Extracted records
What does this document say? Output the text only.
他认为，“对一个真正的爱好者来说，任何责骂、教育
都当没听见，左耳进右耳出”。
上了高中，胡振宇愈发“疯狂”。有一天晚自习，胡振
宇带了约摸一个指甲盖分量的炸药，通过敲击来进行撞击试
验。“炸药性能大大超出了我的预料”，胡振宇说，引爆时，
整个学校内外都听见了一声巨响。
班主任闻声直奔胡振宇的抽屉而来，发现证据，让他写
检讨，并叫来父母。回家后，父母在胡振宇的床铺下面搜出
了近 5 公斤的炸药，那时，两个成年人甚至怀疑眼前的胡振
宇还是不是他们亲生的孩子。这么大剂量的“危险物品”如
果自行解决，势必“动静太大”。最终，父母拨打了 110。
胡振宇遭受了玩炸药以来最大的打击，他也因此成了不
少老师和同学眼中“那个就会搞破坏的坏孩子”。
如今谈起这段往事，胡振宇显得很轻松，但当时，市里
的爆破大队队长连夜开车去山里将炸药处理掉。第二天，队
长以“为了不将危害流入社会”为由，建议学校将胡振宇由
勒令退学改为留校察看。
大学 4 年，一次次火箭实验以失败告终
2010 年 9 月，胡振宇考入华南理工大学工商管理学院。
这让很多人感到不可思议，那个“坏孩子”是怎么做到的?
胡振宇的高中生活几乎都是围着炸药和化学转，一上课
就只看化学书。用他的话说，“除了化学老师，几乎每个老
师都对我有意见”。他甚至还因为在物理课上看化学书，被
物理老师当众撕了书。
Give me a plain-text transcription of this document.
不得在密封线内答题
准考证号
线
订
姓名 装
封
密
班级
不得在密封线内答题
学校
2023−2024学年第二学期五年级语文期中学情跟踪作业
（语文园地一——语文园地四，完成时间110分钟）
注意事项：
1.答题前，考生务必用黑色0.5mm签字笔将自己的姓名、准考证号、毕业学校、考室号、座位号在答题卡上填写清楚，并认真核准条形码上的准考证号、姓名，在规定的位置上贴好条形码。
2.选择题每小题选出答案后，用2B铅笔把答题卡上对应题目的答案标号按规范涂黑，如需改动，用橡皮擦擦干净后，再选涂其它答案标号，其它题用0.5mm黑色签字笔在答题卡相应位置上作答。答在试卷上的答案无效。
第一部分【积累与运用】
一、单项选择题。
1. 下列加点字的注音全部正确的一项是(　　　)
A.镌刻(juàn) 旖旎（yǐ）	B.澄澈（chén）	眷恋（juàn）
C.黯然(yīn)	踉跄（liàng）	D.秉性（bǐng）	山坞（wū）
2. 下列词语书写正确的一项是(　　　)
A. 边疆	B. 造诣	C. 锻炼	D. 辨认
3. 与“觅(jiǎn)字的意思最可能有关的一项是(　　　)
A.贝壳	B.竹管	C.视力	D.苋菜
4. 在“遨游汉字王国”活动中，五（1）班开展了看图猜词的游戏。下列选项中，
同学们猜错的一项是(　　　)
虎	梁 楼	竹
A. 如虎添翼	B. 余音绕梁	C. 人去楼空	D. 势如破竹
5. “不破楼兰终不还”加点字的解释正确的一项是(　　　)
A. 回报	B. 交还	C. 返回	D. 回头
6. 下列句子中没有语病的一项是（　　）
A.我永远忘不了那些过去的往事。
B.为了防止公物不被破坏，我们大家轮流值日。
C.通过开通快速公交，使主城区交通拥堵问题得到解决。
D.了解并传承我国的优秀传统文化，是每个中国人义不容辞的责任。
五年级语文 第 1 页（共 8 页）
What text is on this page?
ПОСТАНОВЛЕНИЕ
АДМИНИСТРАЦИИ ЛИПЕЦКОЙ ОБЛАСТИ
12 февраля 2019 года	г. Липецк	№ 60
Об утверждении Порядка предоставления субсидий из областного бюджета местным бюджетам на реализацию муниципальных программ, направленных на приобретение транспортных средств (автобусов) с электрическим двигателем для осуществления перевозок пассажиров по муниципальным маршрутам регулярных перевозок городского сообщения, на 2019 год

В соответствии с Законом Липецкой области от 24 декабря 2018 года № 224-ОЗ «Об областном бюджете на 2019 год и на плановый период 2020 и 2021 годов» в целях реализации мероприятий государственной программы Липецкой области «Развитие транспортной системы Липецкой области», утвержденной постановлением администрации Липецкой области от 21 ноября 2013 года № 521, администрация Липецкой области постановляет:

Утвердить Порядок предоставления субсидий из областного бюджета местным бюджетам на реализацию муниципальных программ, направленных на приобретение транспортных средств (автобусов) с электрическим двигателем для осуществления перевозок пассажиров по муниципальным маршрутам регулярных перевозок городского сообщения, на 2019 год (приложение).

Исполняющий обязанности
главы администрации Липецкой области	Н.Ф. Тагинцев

> [Task brief] Exactly reproduce every line of the data above.

> [Solution to this task]
What does this document say? Output the text only.
他认为，“对一个真正的爱好者来说，任何责骂、教育
都当没听见，左耳进右耳出”。
上了高中，胡振宇愈发“疯狂”。有一天晚自习，胡振
宇带了约摸一个指甲盖分量的炸药，通过敲击来进行撞击试
验。“炸药性能大大超出了我的预料”，胡振宇说，引爆时，
整个学校内外都听见了一声巨响。
班主任闻声直奔胡振宇的抽屉而来，发现证据，让他写
检讨，并叫来父母。回家后，父母在胡振宇的床铺下面搜出
了近 5 公斤的炸药，那时，两个成年人甚至怀疑眼前的胡振
宇还是不是他们亲生的孩子。这么大剂量的“危险物品”如
果自行解决，势必“动静太大”。最终，父母拨打了 110。
胡振宇遭受了玩炸药以来最大的打击，他也因此成了不
少老师和同学眼中“那个就会搞破坏的坏孩子”。
如今谈起这段往事，胡振宇显得很轻松，但当时，市里
的爆破大队队长连夜开车去山里将炸药处理掉。第二天，队
长以“为了不将危害流入社会”为由，建议学校将胡振宇由
勒令退学改为留校察看。
大学 4 年，一次次火箭实验以失败告终
2010 年 9 月，胡振宇考入华南理工大学工商管理学院。
这让很多人感到不可思议，那个“坏孩子”是怎么做到的?
胡振宇的高中生活几乎都是围着炸药和化学转，一上课
就只看化学书。用他的话说，“除了化学老师，几乎每个老
师都对我有意见”。他甚至还因为在物理课上看化学书，被
物理老师当众撕了书。
Give me a plain-text transcription of this document.
不得在密封线内答题
准考证号
线
订
姓名 装
封
密
班级
不得在密封线内答题
学校
2023−2024学年第二学期五年级语文期中学情跟踪作业
（语文园地一——语文园地四，完成时间110分钟）
注意事项：
1.答题前，考生务必用黑色0.5mm签字笔将自己的姓名、准考证号、毕业学校、考室号、座位号在答题卡上填写清楚，并认真核准条形码上的准考证号、姓名，在规定的位置上贴好条形码。
2.选择题每小题选出答案后，用2B铅笔把答题卡上对应题目的答案标号按规范涂黑，如需改动，用橡皮擦擦干净后，再选涂其它答案标号，其它题用0.5mm黑色签字笔在答题卡相应位置上作答。答在试卷上的答案无效。
第一部分【积累与运用】
一、单项选择题。
1. 下列加点字的注音全部正确的一项是(　　　)
A.镌刻(juàn) 旖旎（yǐ）	B.澄澈（chén）	眷恋（juàn）
C.黯然(yīn)	踉跄（liàng）	D.秉性（bǐng）	山坞（wū）
2. 下列词语书写正确的一项是(　　　)
A. 边疆	B. 造诣	C. 锻炼	D. 辨认
3. 与“觅(jiǎn)字的意思最可能有关的一项是(　　　)
A.贝壳	B.竹管	C.视力	D.苋菜
4. 在“遨游汉字王国”活动中，五（1）班开展了看图猜词的游戏。下列选项中，
同学们猜错的一项是(　　　)
虎	梁 楼	竹
A. 如虎添翼	B. 余音绕梁	C. 人去楼空	D. 势如破竹
5. “不破楼兰终不还”加点字的解释正确的一项是(　　　)
A. 回报	B. 交还	C. 返回	D. 回头
6. 下列句子中没有语病的一项是（　　）
A.我永远忘不了那些过去的往事。
B.为了防止公物不被破坏，我们大家轮流值日。
C.通过开通快速公交，使主城区交通拥堵问题得到解决。
D.了解并传承我国的优秀传统文化，是每个中国人义不容辞的责任。
五年级语文 第 1 页（共 8 页）
What text is on this page?
ПОСТАНОВЛЕНИЕ
АДМИНИСТРАЦИИ ЛИПЕЦКОЙ ОБЛАСТИ
12 февраля 2019 года	г. Липецк	№ 60
Об утверждении Порядка предоставления субсидий из областного бюджета местным бюджетам на реализацию муниципальных программ, направленных на приобретение транспортных средств (автобусов) с электрическим двигателем для осуществления перевозок пассажиров по муниципальным маршрутам регулярных перевозок городского сообщения, на 2019 год

В соответствии с Законом Липецкой области от 24 декабря 2018 года № 224-ОЗ «Об областном бюджете на 2019 год и на плановый период 2020 и 2021 годов» в целях реализации мероприятий государственной программы Липецкой области «Развитие транспортной системы Липецкой области», утвержденной постановлением администрации Липецкой области от 21 ноября 2013 года № 521, администрация Липецкой области постановляет:

Утвердить Порядок предоставления субсидий из областного бюджета местным бюджетам на реализацию муниципальных программ, направленных на приобретение транспортных средств (автобусов) с электрическим двигателем для осуществления перевозок пассажиров по муниципальным маршрутам регулярных перевозок городского сообщения, на 2019 год (приложение).

Исполняющий обязанности
главы администрации Липецкой области	Н.Ф. Тагинцев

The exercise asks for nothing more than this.